Figure data in JSON
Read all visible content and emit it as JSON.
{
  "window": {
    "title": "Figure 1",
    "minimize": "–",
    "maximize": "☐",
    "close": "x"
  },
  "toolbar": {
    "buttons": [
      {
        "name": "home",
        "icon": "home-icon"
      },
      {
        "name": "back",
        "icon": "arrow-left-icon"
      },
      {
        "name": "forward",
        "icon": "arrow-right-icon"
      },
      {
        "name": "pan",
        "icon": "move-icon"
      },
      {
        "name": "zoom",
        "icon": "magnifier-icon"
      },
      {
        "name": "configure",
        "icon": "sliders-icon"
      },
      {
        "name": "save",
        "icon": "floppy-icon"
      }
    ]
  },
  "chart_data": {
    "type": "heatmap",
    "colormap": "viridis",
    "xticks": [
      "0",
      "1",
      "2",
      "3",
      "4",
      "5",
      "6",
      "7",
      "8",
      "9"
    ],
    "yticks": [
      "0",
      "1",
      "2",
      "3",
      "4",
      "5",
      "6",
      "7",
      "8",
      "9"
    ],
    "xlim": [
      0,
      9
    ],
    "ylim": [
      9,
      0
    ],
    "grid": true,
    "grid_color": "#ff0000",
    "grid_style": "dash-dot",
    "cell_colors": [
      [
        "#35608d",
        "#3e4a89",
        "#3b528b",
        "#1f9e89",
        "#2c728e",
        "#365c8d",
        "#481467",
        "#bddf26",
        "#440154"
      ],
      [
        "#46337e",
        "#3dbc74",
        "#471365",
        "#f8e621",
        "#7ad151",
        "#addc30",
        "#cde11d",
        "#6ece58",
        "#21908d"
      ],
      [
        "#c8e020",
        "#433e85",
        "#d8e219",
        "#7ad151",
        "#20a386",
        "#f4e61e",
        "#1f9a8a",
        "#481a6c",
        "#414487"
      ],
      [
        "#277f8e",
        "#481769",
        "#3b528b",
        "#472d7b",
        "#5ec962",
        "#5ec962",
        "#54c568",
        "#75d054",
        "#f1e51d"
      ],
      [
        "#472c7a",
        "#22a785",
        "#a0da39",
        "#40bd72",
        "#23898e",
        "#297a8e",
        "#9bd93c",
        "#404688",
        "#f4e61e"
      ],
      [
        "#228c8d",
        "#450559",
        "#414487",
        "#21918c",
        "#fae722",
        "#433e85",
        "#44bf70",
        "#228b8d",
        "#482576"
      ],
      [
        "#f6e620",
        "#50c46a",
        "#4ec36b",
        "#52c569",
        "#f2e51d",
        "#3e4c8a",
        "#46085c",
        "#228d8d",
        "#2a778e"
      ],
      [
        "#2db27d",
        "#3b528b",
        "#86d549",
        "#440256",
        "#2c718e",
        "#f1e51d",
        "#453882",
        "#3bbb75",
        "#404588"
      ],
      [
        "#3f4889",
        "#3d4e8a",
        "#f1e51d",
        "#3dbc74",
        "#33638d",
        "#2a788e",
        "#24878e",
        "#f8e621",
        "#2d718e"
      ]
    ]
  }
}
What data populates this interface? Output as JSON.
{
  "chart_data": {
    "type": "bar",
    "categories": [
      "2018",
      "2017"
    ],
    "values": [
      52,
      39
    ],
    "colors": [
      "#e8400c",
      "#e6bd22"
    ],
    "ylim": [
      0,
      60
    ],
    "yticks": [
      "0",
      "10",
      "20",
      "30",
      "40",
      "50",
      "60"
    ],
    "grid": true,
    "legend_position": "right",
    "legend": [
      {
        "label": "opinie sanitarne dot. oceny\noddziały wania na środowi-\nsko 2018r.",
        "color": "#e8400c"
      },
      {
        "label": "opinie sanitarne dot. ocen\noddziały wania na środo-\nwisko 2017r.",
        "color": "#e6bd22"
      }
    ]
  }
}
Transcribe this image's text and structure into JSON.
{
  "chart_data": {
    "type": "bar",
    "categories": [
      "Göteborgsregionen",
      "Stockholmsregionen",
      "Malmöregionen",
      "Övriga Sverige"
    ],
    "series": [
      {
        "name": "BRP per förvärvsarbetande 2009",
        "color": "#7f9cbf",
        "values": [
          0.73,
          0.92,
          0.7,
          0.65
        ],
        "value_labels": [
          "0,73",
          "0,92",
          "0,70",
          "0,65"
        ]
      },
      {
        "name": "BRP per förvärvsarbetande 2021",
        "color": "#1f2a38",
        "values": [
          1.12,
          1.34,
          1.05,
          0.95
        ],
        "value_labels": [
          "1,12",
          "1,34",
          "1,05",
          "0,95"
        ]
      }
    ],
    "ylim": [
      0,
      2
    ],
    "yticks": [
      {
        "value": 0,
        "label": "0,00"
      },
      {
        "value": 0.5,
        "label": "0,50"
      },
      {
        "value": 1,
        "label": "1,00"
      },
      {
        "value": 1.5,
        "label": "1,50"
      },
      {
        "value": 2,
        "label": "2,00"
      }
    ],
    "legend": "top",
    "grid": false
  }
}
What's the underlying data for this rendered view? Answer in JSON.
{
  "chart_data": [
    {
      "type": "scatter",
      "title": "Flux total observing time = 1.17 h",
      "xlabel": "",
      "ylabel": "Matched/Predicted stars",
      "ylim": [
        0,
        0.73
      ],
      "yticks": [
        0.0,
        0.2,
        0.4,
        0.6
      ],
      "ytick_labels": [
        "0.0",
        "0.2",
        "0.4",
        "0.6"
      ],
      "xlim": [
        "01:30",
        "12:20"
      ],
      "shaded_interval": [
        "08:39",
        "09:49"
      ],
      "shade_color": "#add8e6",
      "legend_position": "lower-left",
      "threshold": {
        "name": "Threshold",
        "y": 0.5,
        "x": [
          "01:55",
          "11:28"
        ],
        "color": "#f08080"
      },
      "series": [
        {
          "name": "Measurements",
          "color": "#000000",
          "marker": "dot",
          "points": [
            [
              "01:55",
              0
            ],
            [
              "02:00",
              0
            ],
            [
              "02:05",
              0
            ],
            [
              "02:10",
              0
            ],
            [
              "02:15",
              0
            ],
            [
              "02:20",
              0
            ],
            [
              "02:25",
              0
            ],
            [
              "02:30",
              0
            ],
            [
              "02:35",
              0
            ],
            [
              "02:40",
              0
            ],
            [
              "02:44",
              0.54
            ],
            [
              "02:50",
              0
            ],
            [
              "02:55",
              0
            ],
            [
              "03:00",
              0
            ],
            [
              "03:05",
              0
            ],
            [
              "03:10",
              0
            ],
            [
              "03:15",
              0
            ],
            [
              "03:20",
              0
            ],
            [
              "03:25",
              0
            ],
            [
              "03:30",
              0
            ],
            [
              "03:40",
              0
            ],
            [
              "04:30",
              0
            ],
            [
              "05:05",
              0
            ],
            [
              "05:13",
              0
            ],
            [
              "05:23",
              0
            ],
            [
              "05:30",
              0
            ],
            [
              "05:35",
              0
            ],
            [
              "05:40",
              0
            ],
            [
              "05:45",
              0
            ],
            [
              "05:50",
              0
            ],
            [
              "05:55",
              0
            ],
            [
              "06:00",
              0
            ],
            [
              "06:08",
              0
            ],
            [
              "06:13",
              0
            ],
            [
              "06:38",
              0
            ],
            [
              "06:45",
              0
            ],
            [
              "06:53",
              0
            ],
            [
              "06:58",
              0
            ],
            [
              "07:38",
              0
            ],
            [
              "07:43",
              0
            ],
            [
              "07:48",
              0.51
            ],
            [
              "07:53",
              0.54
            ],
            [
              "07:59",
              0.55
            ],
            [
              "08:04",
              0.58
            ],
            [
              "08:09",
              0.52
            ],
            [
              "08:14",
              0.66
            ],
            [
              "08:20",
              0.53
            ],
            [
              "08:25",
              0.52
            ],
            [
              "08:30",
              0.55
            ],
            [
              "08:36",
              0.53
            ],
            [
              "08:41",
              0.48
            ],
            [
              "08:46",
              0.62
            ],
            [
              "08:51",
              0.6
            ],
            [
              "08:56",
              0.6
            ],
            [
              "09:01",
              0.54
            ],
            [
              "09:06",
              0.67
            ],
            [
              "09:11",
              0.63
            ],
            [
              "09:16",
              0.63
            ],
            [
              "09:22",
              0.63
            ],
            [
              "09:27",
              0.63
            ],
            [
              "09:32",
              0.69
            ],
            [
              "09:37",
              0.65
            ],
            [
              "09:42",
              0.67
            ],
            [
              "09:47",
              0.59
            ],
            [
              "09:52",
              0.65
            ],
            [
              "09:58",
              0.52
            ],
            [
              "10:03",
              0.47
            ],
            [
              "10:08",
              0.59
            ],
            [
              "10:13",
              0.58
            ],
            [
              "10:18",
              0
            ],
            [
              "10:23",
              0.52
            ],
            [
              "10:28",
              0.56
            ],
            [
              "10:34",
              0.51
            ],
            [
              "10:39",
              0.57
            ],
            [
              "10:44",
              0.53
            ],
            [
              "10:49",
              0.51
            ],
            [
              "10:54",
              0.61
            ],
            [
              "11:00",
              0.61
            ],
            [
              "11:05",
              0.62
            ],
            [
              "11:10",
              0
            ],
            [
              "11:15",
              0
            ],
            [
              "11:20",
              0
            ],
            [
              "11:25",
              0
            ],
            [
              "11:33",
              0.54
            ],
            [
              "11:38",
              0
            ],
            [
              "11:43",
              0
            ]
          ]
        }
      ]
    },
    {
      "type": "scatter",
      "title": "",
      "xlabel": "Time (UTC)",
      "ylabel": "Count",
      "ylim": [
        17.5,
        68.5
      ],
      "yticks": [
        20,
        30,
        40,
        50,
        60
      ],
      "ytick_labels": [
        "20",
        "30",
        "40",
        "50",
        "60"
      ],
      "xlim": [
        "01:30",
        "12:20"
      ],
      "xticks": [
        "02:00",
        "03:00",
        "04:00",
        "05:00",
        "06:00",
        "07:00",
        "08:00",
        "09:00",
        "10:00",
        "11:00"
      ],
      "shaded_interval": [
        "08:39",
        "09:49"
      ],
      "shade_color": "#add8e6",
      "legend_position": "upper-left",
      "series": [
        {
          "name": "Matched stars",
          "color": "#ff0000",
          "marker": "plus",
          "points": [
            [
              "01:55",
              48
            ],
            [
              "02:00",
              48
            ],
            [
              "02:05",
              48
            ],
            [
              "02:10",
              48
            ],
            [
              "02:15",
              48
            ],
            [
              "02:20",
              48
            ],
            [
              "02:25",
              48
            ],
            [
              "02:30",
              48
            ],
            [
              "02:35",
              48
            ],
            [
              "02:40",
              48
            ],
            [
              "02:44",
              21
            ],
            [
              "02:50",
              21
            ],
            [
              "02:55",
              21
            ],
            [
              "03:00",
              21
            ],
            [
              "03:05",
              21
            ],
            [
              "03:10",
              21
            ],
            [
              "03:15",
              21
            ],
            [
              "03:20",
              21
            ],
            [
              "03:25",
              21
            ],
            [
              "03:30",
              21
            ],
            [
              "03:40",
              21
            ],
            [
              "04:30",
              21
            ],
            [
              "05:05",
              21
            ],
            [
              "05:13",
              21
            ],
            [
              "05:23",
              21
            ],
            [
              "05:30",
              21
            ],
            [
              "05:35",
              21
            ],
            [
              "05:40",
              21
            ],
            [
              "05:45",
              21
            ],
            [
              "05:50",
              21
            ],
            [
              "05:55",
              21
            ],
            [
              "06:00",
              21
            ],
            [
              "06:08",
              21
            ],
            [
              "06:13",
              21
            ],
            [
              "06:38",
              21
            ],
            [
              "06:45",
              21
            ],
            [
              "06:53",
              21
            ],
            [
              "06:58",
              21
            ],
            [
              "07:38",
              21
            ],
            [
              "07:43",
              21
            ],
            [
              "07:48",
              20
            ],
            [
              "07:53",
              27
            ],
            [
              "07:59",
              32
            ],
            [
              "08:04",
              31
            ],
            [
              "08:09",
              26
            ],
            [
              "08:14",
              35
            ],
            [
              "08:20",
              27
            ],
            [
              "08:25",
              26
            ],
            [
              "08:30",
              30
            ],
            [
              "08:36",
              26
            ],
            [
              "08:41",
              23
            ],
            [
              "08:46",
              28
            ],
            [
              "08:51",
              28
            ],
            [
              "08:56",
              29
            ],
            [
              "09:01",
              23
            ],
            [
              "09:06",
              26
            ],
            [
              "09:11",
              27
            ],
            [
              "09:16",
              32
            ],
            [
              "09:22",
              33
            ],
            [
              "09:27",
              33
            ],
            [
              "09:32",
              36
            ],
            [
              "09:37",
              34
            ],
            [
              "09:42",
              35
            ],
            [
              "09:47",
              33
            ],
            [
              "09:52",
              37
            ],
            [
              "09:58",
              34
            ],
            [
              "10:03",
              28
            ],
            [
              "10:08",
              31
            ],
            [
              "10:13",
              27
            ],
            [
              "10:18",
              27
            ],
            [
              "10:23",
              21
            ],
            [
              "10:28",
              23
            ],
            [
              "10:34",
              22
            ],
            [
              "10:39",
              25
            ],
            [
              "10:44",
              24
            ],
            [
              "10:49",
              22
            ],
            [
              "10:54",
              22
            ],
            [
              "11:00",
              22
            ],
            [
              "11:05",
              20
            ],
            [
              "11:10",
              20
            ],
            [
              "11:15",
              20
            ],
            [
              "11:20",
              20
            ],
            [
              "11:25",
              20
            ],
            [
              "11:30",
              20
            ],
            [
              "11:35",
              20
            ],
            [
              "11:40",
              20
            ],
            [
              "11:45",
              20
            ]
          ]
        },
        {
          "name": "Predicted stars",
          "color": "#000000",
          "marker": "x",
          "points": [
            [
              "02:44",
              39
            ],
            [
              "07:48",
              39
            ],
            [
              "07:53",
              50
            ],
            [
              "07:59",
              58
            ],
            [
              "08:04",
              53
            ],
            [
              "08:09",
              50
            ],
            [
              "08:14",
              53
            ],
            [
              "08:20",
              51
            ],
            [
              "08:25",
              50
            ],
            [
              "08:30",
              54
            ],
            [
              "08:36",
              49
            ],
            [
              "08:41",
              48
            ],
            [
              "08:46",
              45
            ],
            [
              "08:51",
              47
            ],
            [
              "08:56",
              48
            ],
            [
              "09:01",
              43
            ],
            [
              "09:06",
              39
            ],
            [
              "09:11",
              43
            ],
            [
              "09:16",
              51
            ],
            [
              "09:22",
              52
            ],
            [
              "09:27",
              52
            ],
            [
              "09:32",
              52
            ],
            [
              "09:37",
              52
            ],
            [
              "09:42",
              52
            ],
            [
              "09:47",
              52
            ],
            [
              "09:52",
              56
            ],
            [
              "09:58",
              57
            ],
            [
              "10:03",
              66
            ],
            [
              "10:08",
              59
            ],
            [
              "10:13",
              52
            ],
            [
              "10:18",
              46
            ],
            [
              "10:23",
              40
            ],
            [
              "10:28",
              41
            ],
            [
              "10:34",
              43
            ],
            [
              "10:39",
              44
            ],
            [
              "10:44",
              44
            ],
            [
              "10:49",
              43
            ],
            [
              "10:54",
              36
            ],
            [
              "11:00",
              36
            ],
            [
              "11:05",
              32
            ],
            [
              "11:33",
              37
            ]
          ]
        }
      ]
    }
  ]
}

Aim:
Filter the entries down to the lines containing "What". Copy each of those lines.

Task output:
What data populates this interface? Output as JSON.
What's the underlying data for this rendered view? Answer in JSON.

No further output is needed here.